[Extracted records]
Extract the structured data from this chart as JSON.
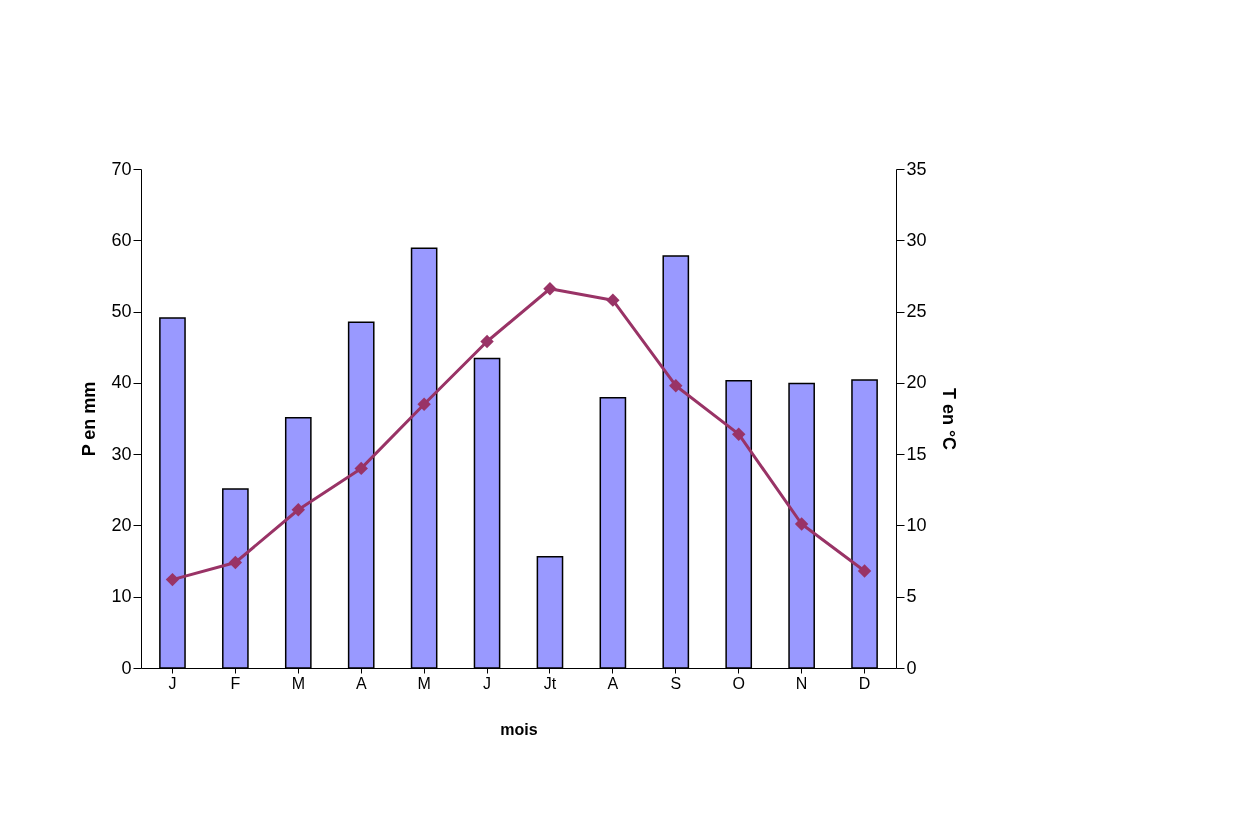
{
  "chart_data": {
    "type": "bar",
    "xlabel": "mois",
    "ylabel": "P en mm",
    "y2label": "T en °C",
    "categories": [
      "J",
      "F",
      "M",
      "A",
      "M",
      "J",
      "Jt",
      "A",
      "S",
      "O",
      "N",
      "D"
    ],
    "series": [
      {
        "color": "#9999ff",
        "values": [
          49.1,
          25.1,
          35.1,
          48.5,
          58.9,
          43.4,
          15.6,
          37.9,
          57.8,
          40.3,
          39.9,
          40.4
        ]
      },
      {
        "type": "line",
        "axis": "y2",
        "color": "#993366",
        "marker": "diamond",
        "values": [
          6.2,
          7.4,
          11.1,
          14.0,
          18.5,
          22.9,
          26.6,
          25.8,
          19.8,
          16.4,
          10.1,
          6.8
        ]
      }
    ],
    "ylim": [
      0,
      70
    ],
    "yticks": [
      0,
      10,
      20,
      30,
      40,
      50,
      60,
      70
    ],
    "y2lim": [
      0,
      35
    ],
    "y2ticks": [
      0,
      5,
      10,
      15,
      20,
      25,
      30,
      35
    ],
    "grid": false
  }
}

---

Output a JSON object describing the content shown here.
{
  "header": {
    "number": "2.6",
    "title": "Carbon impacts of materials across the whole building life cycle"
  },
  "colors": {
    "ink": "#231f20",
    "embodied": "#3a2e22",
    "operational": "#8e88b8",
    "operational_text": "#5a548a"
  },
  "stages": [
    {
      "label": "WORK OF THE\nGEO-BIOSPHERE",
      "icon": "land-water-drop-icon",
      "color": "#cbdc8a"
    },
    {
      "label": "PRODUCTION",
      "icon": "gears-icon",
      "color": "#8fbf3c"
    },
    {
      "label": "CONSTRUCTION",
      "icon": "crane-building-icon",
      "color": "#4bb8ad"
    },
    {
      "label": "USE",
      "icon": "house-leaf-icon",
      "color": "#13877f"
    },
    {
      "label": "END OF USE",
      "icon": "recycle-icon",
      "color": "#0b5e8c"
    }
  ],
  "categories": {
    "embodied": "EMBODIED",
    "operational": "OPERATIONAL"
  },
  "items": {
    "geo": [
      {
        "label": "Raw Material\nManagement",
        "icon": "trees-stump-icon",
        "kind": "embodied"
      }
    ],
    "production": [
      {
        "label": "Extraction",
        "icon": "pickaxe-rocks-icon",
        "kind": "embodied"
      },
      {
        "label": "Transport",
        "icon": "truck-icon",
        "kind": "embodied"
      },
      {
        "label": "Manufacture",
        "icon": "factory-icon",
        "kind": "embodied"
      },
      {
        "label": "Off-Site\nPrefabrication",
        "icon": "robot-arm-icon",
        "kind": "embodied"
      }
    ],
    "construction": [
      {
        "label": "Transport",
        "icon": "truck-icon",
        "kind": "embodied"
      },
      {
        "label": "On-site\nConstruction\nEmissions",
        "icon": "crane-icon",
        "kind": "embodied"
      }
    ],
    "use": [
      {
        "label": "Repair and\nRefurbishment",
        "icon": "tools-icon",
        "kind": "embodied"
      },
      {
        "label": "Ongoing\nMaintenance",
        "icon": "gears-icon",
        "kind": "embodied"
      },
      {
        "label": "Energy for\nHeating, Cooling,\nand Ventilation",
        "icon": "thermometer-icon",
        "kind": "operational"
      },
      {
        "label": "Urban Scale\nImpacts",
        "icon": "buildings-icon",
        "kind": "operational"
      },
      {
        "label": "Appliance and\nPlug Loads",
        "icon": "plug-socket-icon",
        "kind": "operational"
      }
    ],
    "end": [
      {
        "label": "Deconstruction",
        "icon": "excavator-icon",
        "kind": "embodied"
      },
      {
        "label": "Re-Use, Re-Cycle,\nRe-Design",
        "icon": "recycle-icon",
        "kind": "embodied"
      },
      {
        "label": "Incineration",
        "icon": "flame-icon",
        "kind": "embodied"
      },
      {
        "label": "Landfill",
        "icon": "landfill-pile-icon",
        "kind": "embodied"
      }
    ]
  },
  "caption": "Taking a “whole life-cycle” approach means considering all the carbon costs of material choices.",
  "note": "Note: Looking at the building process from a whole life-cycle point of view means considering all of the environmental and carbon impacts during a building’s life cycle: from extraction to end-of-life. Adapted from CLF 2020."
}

# Exercise
Every line of the records that includes the word "means" should be gathered.

# Reply
  "caption": "Taking a “whole life-cycle” approach means considering all the carbon costs of material choices.",
  "note": "Note: Looking at the building process from a whole life-cycle point of view means considering all of the environmental and carbon impacts during a building’s life cycle: from extraction to end-of-life. Adapted from CLF 2020."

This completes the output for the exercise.